Short task ::
Tally the lines below that contain the word "null", and give only that number.

(Excerpts from a figure dataset)
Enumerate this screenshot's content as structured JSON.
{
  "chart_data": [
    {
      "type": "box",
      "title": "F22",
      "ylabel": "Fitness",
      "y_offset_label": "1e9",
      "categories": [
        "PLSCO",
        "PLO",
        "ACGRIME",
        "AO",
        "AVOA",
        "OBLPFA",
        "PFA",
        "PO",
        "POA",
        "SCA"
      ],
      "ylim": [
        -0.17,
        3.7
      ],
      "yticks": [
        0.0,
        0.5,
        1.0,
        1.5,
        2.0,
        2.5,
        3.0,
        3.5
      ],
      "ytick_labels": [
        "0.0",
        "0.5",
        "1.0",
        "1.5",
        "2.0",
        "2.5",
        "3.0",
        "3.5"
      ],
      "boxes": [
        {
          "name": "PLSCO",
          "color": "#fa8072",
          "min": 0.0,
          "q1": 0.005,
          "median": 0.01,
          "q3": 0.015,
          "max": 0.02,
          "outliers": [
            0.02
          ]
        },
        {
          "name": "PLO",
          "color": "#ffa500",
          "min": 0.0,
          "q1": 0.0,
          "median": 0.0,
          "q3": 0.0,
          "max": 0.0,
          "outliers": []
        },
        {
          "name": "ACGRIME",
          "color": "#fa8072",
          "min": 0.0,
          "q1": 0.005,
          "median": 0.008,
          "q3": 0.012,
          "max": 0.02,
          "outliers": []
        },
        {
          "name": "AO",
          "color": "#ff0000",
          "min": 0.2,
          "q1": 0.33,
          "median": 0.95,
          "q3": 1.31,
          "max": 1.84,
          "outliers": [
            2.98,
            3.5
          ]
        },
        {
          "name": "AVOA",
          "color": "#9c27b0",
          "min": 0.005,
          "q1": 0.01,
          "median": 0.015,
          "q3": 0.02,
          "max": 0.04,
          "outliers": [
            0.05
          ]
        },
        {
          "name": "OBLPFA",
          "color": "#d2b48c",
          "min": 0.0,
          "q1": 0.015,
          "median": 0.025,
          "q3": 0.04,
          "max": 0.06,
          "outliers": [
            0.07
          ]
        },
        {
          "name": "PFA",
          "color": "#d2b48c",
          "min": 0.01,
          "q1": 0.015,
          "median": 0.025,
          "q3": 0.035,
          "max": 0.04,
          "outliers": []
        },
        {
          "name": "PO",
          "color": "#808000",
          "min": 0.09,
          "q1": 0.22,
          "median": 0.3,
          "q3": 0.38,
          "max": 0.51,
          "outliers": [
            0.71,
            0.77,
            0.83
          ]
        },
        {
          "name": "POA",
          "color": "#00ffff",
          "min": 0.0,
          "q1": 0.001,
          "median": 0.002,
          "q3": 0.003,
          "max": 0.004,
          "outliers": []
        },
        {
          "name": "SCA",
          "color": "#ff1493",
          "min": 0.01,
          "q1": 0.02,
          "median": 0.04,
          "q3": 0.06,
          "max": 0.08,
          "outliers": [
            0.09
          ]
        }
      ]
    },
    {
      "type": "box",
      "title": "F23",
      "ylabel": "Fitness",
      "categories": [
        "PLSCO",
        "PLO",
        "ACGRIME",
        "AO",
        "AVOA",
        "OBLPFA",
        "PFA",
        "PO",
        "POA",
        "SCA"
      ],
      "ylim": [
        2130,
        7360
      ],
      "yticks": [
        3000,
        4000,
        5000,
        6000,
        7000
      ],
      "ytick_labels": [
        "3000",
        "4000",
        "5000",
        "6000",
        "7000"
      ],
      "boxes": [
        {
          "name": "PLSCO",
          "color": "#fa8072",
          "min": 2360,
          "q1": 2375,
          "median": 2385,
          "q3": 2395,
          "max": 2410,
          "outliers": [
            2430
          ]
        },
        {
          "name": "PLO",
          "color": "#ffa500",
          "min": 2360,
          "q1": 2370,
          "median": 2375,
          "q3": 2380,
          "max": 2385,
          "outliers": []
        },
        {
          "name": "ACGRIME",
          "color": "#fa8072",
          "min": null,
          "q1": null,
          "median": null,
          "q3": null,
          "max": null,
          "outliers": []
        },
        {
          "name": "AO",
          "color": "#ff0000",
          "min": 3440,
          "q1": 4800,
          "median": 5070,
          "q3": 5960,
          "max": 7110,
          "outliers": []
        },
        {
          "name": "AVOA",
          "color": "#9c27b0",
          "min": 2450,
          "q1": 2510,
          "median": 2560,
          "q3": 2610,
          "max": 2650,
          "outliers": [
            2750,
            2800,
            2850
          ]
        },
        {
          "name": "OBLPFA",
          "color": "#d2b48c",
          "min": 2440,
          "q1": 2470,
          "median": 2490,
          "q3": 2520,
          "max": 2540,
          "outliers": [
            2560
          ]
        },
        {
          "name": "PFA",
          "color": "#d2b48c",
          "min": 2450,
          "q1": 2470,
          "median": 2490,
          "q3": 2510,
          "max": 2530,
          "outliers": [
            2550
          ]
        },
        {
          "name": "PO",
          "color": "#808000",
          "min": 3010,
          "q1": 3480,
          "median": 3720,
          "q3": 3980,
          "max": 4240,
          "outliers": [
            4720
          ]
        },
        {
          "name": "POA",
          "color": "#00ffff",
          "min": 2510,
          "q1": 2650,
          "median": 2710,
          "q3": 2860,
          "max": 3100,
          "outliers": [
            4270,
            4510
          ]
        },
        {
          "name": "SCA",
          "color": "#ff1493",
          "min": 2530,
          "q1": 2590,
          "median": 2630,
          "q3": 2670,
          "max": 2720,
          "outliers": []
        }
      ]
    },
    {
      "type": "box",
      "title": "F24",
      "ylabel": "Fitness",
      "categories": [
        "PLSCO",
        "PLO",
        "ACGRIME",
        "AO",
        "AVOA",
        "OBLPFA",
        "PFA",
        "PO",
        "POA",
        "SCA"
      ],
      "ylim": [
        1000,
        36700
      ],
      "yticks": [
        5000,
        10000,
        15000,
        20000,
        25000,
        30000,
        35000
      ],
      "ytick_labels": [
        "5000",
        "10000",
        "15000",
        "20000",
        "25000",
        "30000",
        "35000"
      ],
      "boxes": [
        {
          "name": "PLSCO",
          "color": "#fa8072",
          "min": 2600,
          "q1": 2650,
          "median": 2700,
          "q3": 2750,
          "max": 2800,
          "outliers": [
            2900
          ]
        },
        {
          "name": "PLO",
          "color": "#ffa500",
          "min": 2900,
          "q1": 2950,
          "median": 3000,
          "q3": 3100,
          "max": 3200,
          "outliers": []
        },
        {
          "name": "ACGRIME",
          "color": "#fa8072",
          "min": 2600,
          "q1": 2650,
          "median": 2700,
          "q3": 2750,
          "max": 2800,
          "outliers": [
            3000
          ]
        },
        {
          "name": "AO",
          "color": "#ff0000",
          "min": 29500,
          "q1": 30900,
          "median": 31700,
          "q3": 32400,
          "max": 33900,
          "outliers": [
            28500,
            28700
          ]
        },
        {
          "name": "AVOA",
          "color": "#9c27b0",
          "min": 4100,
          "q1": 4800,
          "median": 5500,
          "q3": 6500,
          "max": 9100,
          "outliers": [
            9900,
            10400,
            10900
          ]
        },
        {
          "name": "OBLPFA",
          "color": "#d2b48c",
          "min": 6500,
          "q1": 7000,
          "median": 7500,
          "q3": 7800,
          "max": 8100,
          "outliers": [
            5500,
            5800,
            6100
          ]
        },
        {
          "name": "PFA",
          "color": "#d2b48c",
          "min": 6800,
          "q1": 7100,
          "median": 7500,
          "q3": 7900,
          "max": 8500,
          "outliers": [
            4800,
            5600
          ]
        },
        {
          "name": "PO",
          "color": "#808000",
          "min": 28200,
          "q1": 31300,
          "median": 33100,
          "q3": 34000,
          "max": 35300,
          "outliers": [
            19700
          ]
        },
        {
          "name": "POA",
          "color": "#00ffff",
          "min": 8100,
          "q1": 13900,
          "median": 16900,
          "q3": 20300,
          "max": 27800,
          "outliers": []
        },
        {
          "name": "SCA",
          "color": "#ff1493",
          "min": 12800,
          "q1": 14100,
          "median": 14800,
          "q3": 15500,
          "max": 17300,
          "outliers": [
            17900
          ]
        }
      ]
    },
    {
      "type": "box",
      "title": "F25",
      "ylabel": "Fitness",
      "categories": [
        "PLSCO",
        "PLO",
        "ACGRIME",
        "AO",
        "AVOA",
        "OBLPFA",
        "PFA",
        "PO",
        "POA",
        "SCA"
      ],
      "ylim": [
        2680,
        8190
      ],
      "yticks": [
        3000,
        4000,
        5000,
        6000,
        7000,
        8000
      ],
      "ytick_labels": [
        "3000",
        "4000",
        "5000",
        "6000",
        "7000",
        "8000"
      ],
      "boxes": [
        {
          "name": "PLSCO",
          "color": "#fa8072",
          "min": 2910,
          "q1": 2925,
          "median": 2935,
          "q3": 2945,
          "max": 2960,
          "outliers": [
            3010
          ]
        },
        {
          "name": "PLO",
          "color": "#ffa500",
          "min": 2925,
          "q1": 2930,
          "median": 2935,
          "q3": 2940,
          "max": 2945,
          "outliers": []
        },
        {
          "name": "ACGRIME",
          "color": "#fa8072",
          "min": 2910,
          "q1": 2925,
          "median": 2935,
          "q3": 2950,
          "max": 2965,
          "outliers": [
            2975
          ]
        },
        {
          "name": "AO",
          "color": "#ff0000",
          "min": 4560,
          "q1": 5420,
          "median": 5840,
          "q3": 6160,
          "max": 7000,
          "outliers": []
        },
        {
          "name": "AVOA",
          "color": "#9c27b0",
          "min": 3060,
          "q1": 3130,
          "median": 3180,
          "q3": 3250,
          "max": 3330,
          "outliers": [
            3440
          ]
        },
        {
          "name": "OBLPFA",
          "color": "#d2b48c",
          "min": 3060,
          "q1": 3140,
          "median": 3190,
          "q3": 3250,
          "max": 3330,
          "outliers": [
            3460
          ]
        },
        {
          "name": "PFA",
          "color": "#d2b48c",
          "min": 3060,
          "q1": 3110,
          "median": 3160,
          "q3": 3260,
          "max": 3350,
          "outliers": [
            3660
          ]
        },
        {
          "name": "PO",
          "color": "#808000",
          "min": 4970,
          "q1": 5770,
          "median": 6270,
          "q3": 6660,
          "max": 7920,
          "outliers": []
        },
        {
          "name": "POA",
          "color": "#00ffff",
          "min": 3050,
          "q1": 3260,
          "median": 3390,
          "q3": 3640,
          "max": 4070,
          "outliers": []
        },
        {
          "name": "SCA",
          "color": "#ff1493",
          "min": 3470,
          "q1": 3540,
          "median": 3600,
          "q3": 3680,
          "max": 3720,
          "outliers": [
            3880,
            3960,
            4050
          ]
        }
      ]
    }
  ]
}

Task answer ::
5